◆ Objective:
Write out every line below that includes the word "name".
--- start The records ---
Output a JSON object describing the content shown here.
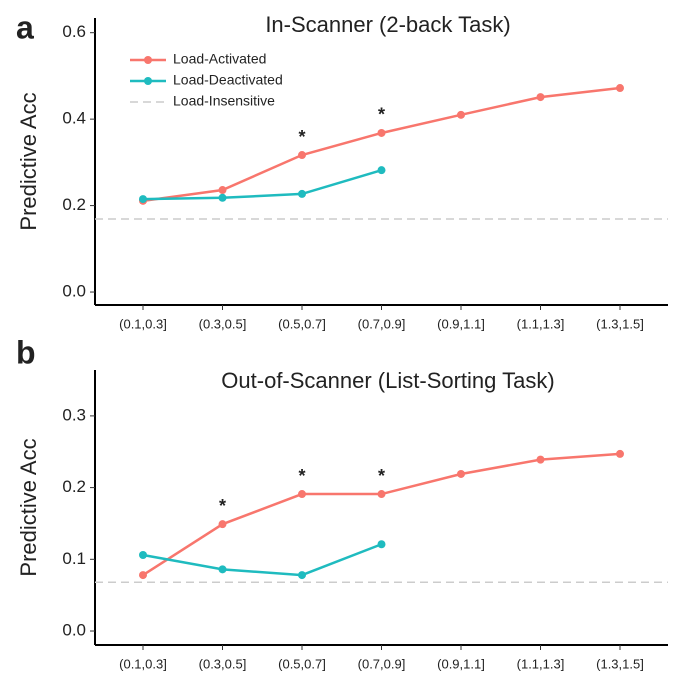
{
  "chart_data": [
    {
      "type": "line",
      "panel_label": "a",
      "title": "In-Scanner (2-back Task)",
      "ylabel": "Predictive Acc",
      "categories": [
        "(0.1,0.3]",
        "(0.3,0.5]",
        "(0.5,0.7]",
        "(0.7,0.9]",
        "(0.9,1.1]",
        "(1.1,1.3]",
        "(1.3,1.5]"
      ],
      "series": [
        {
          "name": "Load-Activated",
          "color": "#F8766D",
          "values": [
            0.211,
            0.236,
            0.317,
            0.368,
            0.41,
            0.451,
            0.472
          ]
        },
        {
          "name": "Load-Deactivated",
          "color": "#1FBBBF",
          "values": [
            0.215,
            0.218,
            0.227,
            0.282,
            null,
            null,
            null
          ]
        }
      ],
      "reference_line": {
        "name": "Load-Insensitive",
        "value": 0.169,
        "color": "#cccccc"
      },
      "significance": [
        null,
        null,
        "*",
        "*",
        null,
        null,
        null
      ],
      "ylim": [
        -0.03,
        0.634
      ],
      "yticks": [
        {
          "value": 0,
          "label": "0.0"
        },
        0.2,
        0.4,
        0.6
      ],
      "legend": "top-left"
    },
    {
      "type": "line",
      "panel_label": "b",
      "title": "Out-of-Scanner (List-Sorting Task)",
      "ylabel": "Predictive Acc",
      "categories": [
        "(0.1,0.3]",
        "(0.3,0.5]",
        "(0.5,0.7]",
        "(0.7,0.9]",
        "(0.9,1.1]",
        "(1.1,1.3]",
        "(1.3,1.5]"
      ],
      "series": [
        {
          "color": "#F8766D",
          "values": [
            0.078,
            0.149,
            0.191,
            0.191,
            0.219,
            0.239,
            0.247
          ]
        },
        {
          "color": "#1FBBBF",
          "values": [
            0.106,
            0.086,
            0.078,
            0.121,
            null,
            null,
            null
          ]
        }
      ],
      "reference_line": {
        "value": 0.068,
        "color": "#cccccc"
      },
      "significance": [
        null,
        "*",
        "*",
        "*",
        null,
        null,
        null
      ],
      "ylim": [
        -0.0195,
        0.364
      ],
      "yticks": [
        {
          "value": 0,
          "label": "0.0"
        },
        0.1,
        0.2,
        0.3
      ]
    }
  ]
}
--- end The records ---
--- start The records ---
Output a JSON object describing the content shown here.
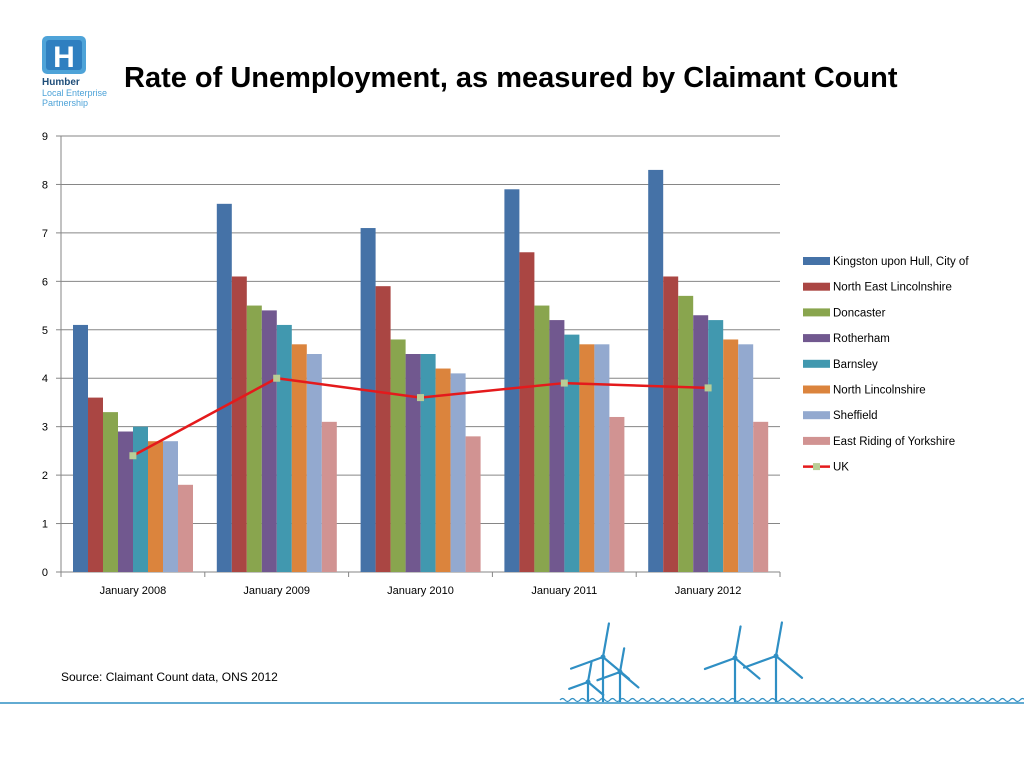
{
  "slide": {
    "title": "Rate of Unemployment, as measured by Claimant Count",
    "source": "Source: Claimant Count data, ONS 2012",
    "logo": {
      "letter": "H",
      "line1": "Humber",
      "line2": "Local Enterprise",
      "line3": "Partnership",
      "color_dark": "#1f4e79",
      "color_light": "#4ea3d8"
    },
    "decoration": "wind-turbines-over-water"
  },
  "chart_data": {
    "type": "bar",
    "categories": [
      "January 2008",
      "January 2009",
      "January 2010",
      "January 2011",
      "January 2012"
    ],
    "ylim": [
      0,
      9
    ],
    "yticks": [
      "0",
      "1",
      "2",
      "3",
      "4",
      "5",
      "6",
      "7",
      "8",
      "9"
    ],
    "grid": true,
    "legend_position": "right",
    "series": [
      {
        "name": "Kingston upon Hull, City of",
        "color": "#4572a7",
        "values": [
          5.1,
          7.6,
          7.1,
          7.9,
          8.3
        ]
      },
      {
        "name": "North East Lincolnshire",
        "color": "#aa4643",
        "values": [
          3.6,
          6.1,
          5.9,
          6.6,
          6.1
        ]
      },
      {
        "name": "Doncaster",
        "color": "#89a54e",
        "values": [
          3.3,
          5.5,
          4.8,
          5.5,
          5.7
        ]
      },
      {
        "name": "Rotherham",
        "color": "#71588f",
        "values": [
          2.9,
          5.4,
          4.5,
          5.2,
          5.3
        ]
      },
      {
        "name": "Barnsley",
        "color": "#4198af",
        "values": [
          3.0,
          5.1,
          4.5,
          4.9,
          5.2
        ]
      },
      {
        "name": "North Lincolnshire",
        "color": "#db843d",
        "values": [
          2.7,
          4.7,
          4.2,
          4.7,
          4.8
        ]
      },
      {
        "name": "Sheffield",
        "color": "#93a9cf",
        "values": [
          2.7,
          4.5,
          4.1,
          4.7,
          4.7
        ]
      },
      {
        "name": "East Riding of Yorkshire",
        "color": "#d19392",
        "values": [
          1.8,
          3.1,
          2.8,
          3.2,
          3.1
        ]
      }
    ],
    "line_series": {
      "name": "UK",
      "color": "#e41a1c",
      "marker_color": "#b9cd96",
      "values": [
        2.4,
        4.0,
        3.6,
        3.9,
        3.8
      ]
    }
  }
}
--- end The records ---
◆ Correct response:
          "name": "Load-Activated",
          "name": "Load-Deactivated",
        "name": "Load-Insensitive",
        "name": "Kingston upon Hull, City of",
        "name": "North East Lincolnshire",
        "name": "Doncaster",
        "name": "Rotherham",
        "name": "Barnsley",
        "name": "North Lincolnshire",
        "name": "Sheffield",
        "name": "East Riding of Yorkshire",
      "name": "UK",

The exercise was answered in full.